[Exercise materials]:
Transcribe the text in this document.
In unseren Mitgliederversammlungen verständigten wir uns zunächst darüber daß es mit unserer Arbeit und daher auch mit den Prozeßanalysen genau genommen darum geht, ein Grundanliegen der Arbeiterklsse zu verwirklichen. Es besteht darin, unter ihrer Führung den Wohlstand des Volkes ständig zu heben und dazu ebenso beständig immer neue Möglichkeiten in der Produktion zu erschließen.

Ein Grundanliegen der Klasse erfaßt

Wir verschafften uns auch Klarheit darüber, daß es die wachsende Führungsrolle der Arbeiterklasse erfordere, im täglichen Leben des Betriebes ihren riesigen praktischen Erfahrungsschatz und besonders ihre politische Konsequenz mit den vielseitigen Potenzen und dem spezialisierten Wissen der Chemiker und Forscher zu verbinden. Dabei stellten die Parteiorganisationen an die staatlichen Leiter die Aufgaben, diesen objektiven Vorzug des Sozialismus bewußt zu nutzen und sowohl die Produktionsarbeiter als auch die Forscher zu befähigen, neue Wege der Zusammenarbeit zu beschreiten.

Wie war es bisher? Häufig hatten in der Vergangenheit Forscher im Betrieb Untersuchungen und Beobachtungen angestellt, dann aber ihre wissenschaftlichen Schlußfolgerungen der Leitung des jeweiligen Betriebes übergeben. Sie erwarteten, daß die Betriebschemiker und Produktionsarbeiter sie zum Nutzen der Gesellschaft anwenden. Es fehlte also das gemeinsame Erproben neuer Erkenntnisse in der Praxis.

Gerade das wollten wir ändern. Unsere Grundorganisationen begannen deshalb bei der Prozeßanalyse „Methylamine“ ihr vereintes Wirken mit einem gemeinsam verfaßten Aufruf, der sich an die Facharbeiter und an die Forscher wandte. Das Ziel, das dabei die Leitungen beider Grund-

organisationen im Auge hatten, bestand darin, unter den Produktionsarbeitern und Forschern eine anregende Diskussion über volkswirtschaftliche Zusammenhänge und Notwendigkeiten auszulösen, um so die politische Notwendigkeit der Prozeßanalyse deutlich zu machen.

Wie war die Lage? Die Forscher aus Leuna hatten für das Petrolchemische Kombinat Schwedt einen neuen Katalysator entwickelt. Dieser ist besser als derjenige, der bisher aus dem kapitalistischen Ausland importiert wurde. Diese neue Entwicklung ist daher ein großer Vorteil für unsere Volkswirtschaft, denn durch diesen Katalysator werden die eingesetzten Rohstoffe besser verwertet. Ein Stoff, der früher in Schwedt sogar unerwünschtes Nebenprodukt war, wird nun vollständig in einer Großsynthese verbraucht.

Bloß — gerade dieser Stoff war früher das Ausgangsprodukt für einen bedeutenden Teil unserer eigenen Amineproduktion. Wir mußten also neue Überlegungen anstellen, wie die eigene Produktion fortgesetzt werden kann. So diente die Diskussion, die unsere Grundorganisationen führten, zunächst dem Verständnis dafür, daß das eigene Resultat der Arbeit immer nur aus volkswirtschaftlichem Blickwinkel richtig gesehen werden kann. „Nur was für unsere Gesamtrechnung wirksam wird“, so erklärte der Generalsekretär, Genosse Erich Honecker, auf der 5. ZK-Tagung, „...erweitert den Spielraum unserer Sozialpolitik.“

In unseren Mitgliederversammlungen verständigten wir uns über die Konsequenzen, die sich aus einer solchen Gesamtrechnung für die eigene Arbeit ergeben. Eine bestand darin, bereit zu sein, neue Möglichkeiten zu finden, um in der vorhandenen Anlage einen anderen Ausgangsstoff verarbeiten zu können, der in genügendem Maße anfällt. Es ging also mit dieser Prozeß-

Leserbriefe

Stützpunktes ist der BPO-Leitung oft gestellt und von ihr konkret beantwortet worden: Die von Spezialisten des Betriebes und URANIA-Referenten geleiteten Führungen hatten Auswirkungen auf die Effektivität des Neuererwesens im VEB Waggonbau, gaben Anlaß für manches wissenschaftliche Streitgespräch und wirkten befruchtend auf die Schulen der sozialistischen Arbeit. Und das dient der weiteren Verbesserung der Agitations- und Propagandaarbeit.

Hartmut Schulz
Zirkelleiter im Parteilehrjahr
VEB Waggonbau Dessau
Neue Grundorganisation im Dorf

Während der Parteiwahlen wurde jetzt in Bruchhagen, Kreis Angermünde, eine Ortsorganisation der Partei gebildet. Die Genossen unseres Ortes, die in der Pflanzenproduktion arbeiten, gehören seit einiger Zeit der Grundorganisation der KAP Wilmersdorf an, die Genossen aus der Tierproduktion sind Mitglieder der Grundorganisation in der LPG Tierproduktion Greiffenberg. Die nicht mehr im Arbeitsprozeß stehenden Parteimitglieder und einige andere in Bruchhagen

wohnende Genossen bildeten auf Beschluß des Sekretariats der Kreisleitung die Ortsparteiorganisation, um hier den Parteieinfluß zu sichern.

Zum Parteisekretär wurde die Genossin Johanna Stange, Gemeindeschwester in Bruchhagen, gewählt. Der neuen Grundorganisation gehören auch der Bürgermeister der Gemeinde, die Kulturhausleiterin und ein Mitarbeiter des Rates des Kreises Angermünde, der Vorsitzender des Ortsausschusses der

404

[What this task involves]: Look at the entries above. Then set all of them down again exactly.

[Answer to this problem]:
Transcribe the text in this document.
In unseren Mitgliederversammlungen verständigten wir uns zunächst darüber daß es mit unserer Arbeit und daher auch mit den Prozeßanalysen genau genommen darum geht, ein Grundanliegen der Arbeiterklsse zu verwirklichen. Es besteht darin, unter ihrer Führung den Wohlstand des Volkes ständig zu heben und dazu ebenso beständig immer neue Möglichkeiten in der Produktion zu erschließen.

Ein Grundanliegen der Klasse erfaßt

Wir verschafften uns auch Klarheit darüber, daß es die wachsende Führungsrolle der Arbeiterklasse erfordere, im täglichen Leben des Betriebes ihren riesigen praktischen Erfahrungsschatz und besonders ihre politische Konsequenz mit den vielseitigen Potenzen und dem spezialisierten Wissen der Chemiker und Forscher zu verbinden. Dabei stellten die Parteiorganisationen an die staatlichen Leiter die Aufgaben, diesen objektiven Vorzug des Sozialismus bewußt zu nutzen und sowohl die Produktionsarbeiter als auch die Forscher zu befähigen, neue Wege der Zusammenarbeit zu beschreiten.

Wie war es bisher? Häufig hatten in der Vergangenheit Forscher im Betrieb Untersuchungen und Beobachtungen angestellt, dann aber ihre wissenschaftlichen Schlußfolgerungen der Leitung des jeweiligen Betriebes übergeben. Sie erwarteten, daß die Betriebschemiker und Produktionsarbeiter sie zum Nutzen der Gesellschaft anwenden. Es fehlte also das gemeinsame Erproben neuer Erkenntnisse in der Praxis.

Gerade das wollten wir ändern. Unsere Grundorganisationen begannen deshalb bei der Prozeßanalyse „Methylamine“ ihr vereintes Wirken mit einem gemeinsam verfaßten Aufruf, der sich an die Facharbeiter und an die Forscher wandte. Das Ziel, das dabei die Leitungen beider Grund-

organisationen im Auge hatten, bestand darin, unter den Produktionsarbeitern und Forschern eine anregende Diskussion über volkswirtschaftliche Zusammenhänge und Notwendigkeiten auszulösen, um so die politische Notwendigkeit der Prozeßanalyse deutlich zu machen.

Wie war die Lage? Die Forscher aus Leuna hatten für das Petrolchemische Kombinat Schwedt einen neuen Katalysator entwickelt. Dieser ist besser als derjenige, der bisher aus dem kapitalistischen Ausland importiert wurde. Diese neue Entwicklung ist daher ein großer Vorteil für unsere Volkswirtschaft, denn durch diesen Katalysator werden die eingesetzten Rohstoffe besser verwertet. Ein Stoff, der früher in Schwedt sogar unerwünschtes Nebenprodukt war, wird nun vollständig in einer Großsynthese verbraucht.

Bloß — gerade dieser Stoff war früher das Ausgangsprodukt für einen bedeutenden Teil unserer eigenen Amineproduktion. Wir mußten also neue Überlegungen anstellen, wie die eigene Produktion fortgesetzt werden kann. So diente die Diskussion, die unsere Grundorganisationen führten, zunächst dem Verständnis dafür, daß das eigene Resultat der Arbeit immer nur aus volkswirtschaftlichem Blickwinkel richtig gesehen werden kann. „Nur was für unsere Gesamtrechnung wirksam wird“, so erklärte der Generalsekretär, Genosse Erich Honecker, auf der 5. ZK-Tagung, „...erweitert den Spielraum unserer Sozialpolitik.“

In unseren Mitgliederversammlungen verständigten wir uns über die Konsequenzen, die sich aus einer solchen Gesamtrechnung für die eigene Arbeit ergeben. Eine bestand darin, bereit zu sein, neue Möglichkeiten zu finden, um in der vorhandenen Anlage einen anderen Ausgangsstoff verarbeiten zu können, der in genügendem Maße anfällt. Es ging also mit dieser Prozeß-

Leserbriefe

Stützpunktes ist der BPO-Leitung oft gestellt und von ihr konkret beantwortet worden: Die von Spezialisten des Betriebes und URANIA-Referenten geleiteten Führungen hatten Auswirkungen auf die Effektivität des Neuererwesens im VEB Waggonbau, gaben Anlaß für manches wissenschaftliche Streitgespräch und wirkten befruchtend auf die Schulen der sozialistischen Arbeit. Und das dient der weiteren Verbesserung der Agitations- und Propagandaarbeit.

Hartmut Schulz
Zirkelleiter im Parteilehrjahr
VEB Waggonbau Dessau
Neue Grundorganisation im Dorf

Während der Parteiwahlen wurde jetzt in Bruchhagen, Kreis Angermünde, eine Ortsorganisation der Partei gebildet. Die Genossen unseres Ortes, die in der Pflanzenproduktion arbeiten, gehören seit einiger Zeit der Grundorganisation der KAP Wilmersdorf an, die Genossen aus der Tierproduktion sind Mitglieder der Grundorganisation in der LPG Tierproduktion Greiffenberg. Die nicht mehr im Arbeitsprozeß stehenden Parteimitglieder und einige andere in Bruchhagen

wohnende Genossen bildeten auf Beschluß des Sekretariats der Kreisleitung die Ortsparteiorganisation, um hier den Parteieinfluß zu sichern.

Zum Parteisekretär wurde die Genossin Johanna Stange, Gemeindeschwester in Bruchhagen, gewählt. Der neuen Grundorganisation gehören auch der Bürgermeister der Gemeinde, die Kulturhausleiterin und ein Mitarbeiter des Rates des Kreises Angermünde, der Vorsitzender des Ortsausschusses der

404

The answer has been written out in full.